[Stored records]
-- -- --

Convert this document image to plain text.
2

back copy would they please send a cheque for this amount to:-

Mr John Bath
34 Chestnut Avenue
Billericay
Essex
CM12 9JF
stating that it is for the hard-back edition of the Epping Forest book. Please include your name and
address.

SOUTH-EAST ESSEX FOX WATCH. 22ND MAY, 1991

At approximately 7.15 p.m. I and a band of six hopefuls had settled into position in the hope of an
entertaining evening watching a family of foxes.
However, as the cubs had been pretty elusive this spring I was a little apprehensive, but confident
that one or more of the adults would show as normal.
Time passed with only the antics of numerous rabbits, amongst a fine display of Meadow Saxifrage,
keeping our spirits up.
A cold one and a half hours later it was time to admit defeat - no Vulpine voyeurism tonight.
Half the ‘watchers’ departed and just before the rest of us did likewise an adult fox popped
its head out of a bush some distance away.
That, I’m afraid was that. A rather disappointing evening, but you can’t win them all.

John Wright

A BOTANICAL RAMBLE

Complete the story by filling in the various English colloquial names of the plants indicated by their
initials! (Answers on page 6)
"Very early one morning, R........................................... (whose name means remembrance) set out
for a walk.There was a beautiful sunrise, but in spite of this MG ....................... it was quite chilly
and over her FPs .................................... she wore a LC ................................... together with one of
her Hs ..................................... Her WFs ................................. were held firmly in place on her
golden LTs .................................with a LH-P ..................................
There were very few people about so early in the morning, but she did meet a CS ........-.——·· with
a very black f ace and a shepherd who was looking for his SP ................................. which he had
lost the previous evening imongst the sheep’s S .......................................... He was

-- -- --

Restate the whole of the material exactly.

Task solution:
Convert this document image to plain text.
2

back copy would they please send a cheque for this amount to:-

Mr John Bath
34 Chestnut Avenue
Billericay
Essex
CM12 9JF
stating that it is for the hard-back edition of the Epping Forest book. Please include your name and
address.

SOUTH-EAST ESSEX FOX WATCH. 22ND MAY, 1991

At approximately 7.15 p.m. I and a band of six hopefuls had settled into position in the hope of an
entertaining evening watching a family of foxes.
However, as the cubs had been pretty elusive this spring I was a little apprehensive, but confident
that one or more of the adults would show as normal.
Time passed with only the antics of numerous rabbits, amongst a fine display of Meadow Saxifrage,
keeping our spirits up.
A cold one and a half hours later it was time to admit defeat - no Vulpine voyeurism tonight.
Half the ‘watchers’ departed and just before the rest of us did likewise an adult fox popped
its head out of a bush some distance away.
That, I’m afraid was that. A rather disappointing evening, but you can’t win them all.

John Wright

A BOTANICAL RAMBLE

Complete the story by filling in the various English colloquial names of the plants indicated by their
initials! (Answers on page 6)
"Very early one morning, R........................................... (whose name means remembrance) set out
for a walk.There was a beautiful sunrise, but in spite of this MG ....................... it was quite chilly
and over her FPs .................................... she wore a LC ................................... together with one of
her Hs ..................................... Her WFs ................................. were held firmly in place on her
golden LTs .................................with a LH-P ..................................
There were very few people about so early in the morning, but she did meet a CS ........-.——·· with
a very black f ace and a shepherd who was looking for his SP ................................. which he had
lost the previous evening imongst the sheep’s S .......................................... He was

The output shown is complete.